REQUIRED TASK> Nothing but the lines from the line with "Reverse-engineer this chart into JSON." through the end of the data is to be copied, and each is to be copied exactly.

DATA PROVIDED>
════════════════════
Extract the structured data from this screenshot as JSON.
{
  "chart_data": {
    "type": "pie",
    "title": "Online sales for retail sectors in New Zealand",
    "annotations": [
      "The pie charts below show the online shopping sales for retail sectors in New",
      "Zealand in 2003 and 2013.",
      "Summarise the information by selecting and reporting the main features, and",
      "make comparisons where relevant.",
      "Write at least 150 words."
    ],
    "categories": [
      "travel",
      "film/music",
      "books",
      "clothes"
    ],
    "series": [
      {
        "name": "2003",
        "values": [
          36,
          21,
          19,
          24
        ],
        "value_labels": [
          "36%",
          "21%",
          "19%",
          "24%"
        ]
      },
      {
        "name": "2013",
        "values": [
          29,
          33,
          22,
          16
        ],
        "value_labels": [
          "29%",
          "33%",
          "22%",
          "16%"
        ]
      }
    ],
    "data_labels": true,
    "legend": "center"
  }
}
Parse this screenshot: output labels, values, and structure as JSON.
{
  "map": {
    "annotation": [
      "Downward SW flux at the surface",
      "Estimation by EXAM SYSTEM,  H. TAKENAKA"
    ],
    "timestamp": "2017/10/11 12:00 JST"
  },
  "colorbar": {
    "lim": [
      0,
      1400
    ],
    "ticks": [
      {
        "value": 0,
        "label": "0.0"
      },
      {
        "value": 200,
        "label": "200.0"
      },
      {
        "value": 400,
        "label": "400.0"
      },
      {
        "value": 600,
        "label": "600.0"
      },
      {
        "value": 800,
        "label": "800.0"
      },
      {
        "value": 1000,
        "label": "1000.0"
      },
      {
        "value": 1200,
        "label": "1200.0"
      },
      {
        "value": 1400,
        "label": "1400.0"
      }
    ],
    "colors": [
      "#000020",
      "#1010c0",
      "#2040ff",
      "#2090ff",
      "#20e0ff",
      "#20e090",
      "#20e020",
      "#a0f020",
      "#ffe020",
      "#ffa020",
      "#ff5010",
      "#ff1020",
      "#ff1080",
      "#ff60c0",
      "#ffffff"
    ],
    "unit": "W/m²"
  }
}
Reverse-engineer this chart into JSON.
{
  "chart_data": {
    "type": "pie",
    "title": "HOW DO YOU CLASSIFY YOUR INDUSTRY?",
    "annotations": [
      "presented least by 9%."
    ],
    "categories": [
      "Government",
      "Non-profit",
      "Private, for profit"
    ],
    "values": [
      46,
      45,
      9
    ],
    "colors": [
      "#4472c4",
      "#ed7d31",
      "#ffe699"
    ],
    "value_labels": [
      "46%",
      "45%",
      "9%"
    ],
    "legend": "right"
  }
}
════════════════════
EXERCISE OUTPUT>
Reverse-engineer this chart into JSON.
{
  "chart_data": {
    "type": "pie",
    "title": "HOW DO YOU CLASSIFY YOUR INDUSTRY?",
    "annotations": [
      "presented least by 9%."
    ],
    "categories": [
      "Government",
      "Non-profit",
      "Private, for profit"
    ],
    "values": [
      46,
      45,
      9
    ],
    "colors": [
      "#4472c4",
      "#ed7d31",
      "#ffe699"
    ],
    "value_labels": [
      "46%",
      "45%",
      "9%"
    ],
    "legend": "right"
  }
}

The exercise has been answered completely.